EXERCISE MATERIALS —
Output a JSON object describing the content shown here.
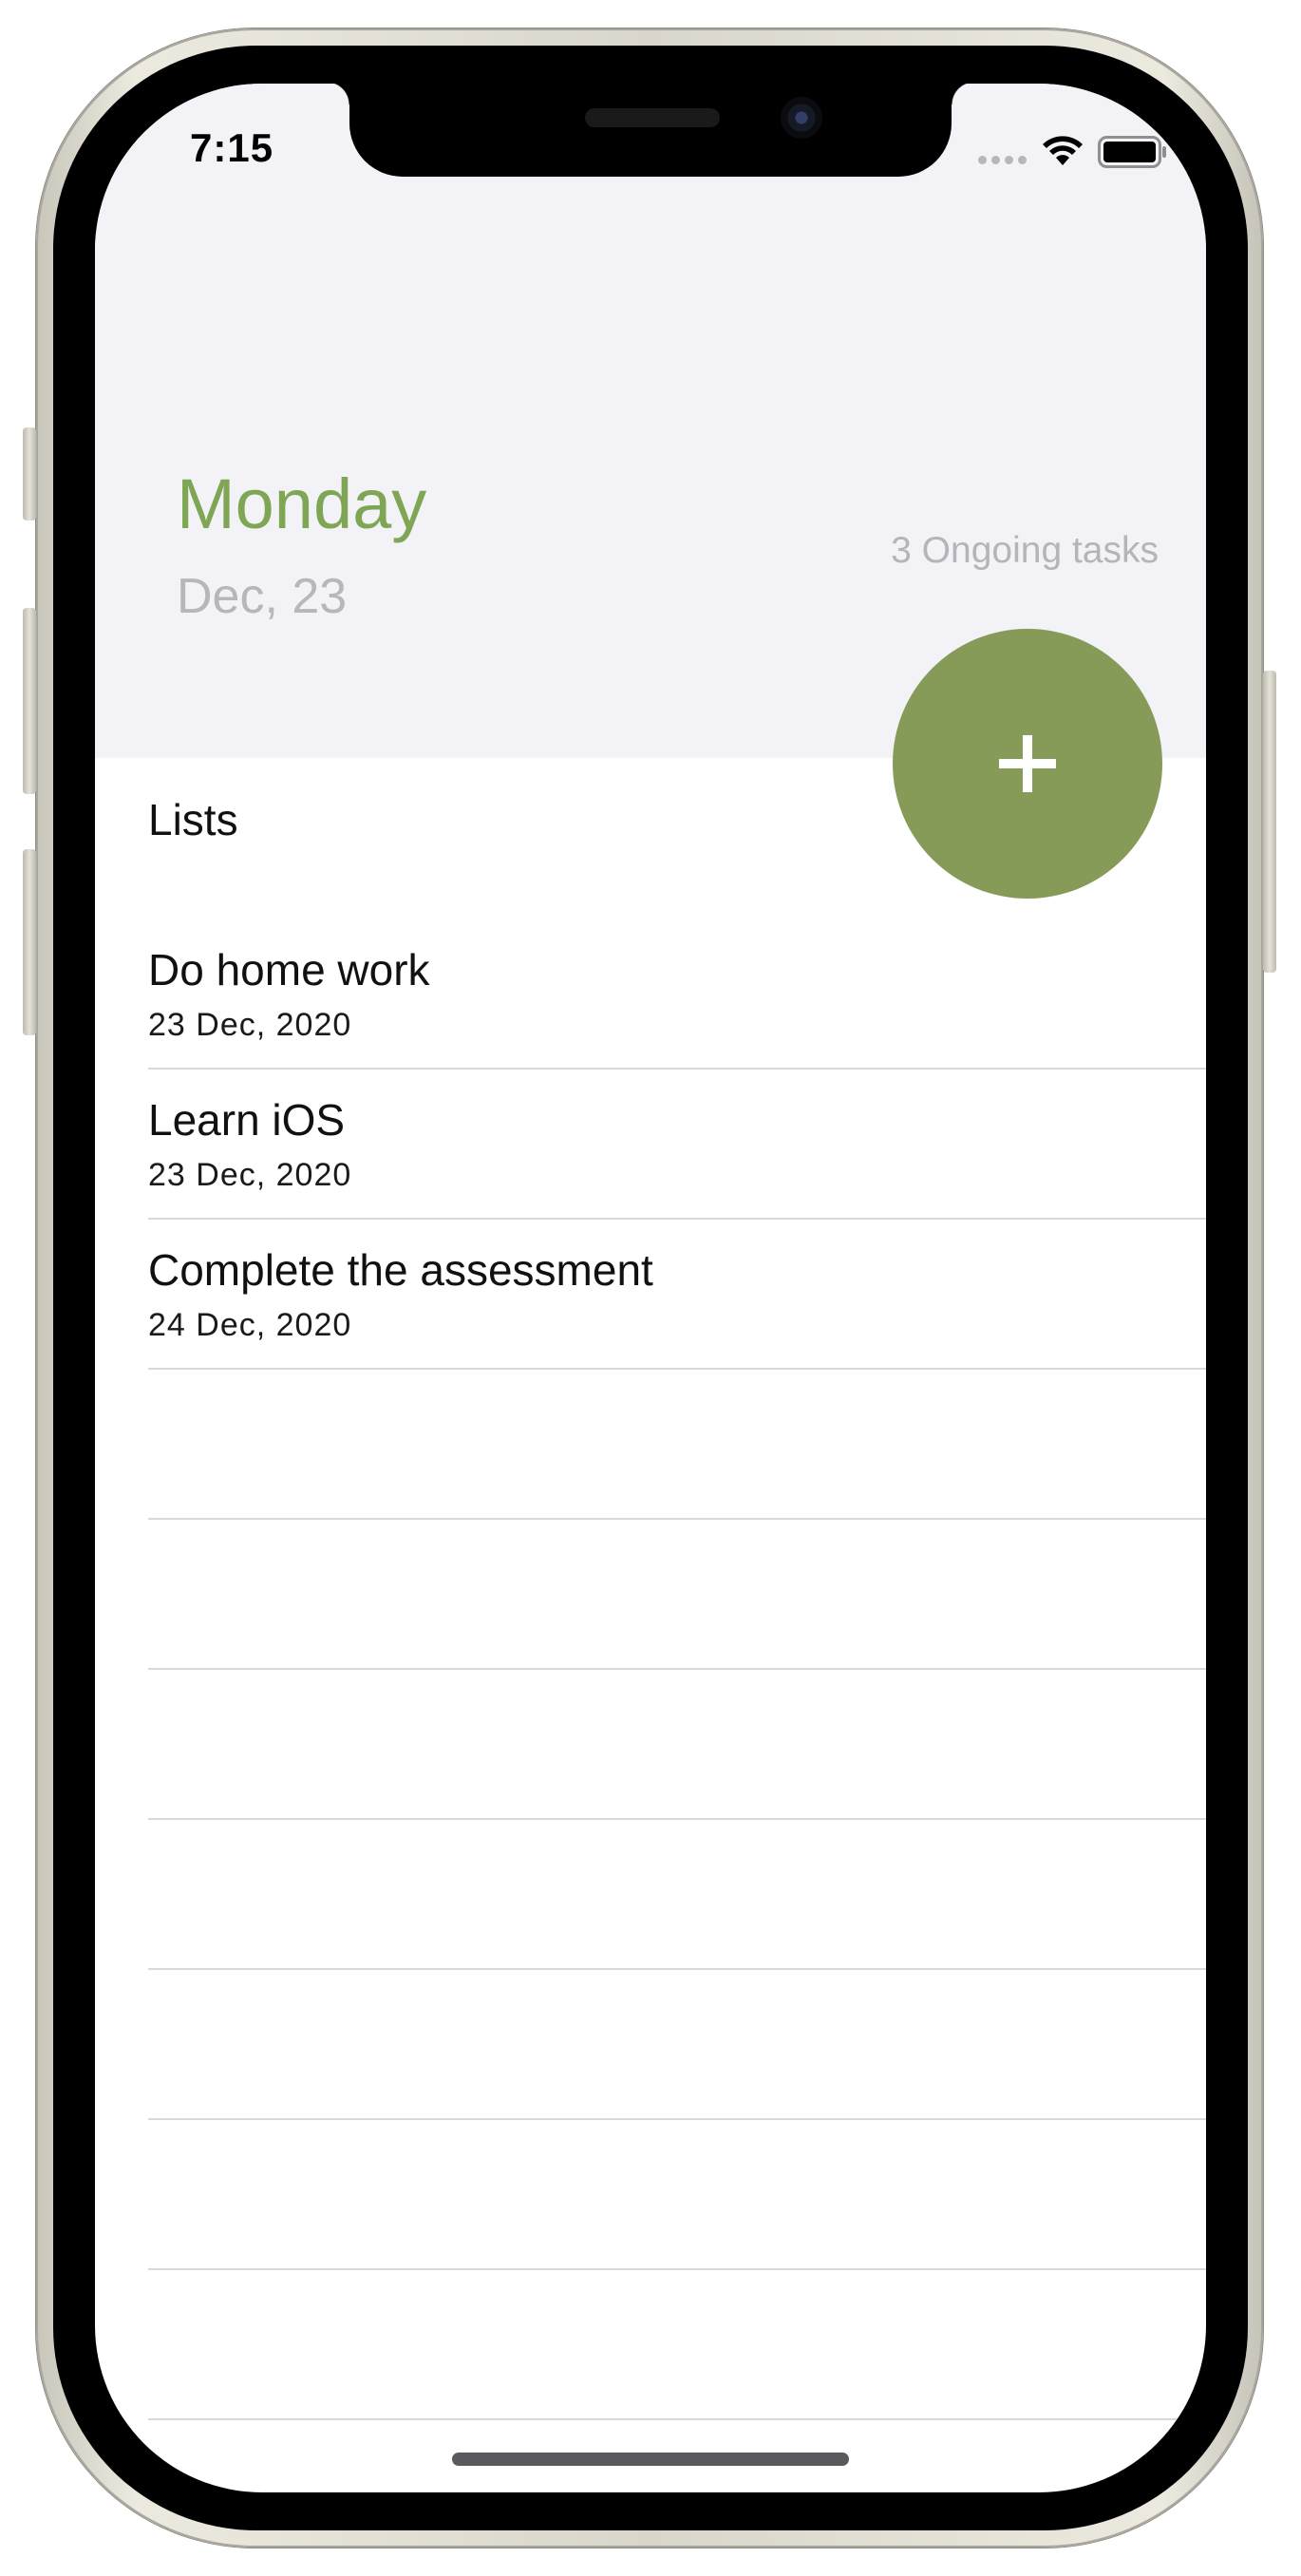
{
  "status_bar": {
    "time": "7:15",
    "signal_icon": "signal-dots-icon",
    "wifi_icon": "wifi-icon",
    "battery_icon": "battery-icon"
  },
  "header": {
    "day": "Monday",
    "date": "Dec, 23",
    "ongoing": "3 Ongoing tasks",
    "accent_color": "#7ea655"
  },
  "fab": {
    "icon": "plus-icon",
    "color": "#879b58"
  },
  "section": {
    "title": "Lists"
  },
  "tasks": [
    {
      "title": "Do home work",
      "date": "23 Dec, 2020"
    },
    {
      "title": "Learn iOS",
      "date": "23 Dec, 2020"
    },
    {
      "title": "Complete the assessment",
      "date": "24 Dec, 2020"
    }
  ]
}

WHAT YOU HAVE TO DO — Repeat the records word for word. Any picture in them should be left out.

REPLY —
Output a JSON object describing the content shown here.
{
  "status_bar": {
    "time": "7:15",
    "signal_icon": "signal-dots-icon",
    "wifi_icon": "wifi-icon",
    "battery_icon": "battery-icon"
  },
  "header": {
    "day": "Monday",
    "date": "Dec, 23",
    "ongoing": "3 Ongoing tasks",
    "accent_color": "#7ea655"
  },
  "fab": {
    "icon": "plus-icon",
    "color": "#879b58"
  },
  "section": {
    "title": "Lists"
  },
  "tasks": [
    {
      "title": "Do home work",
      "date": "23 Dec, 2020"
    },
    {
      "title": "Learn iOS",
      "date": "23 Dec, 2020"
    },
    {
      "title": "Complete the assessment",
      "date": "24 Dec, 2020"
    }
  ]
}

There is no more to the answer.